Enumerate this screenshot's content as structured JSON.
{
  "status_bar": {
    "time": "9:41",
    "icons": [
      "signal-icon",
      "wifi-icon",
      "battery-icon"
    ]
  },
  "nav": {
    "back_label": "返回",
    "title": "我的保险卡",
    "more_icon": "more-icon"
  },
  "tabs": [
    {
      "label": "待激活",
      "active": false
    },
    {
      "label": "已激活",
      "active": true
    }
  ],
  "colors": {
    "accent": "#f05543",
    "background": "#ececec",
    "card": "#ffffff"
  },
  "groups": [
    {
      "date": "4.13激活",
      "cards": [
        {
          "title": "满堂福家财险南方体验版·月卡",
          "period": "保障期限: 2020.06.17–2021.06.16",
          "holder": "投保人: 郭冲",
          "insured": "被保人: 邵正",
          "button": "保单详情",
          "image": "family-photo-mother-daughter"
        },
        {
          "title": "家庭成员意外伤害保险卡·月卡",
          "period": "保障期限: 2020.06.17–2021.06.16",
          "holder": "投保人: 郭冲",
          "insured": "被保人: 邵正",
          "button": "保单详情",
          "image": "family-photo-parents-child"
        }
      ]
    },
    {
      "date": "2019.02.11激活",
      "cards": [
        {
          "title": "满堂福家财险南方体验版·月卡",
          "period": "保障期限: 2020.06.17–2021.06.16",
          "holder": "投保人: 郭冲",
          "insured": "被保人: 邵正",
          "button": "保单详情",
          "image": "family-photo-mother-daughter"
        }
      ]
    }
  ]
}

============================================================

STATED TASK:
Copy each line of the data above without altering a single character.

RESULT BELOW:
Enumerate this screenshot's content as structured JSON.
{
  "status_bar": {
    "time": "9:41",
    "icons": [
      "signal-icon",
      "wifi-icon",
      "battery-icon"
    ]
  },
  "nav": {
    "back_label": "返回",
    "title": "我的保险卡",
    "more_icon": "more-icon"
  },
  "tabs": [
    {
      "label": "待激活",
      "active": false
    },
    {
      "label": "已激活",
      "active": true
    }
  ],
  "colors": {
    "accent": "#f05543",
    "background": "#ececec",
    "card": "#ffffff"
  },
  "groups": [
    {
      "date": "4.13激活",
      "cards": [
        {
          "title": "满堂福家财险南方体验版·月卡",
          "period": "保障期限: 2020.06.17–2021.06.16",
          "holder": "投保人: 郭冲",
          "insured": "被保人: 邵正",
          "button": "保单详情",
          "image": "family-photo-mother-daughter"
        },
        {
          "title": "家庭成员意外伤害保险卡·月卡",
          "period": "保障期限: 2020.06.17–2021.06.16",
          "holder": "投保人: 郭冲",
          "insured": "被保人: 邵正",
          "button": "保单详情",
          "image": "family-photo-parents-child"
        }
      ]
    },
    {
      "date": "2019.02.11激活",
      "cards": [
        {
          "title": "满堂福家财险南方体验版·月卡",
          "period": "保障期限: 2020.06.17–2021.06.16",
          "holder": "投保人: 郭冲",
          "insured": "被保人: 邵正",
          "button": "保单详情",
          "image": "family-photo-mother-daughter"
        }
      ]
    }
  ]
}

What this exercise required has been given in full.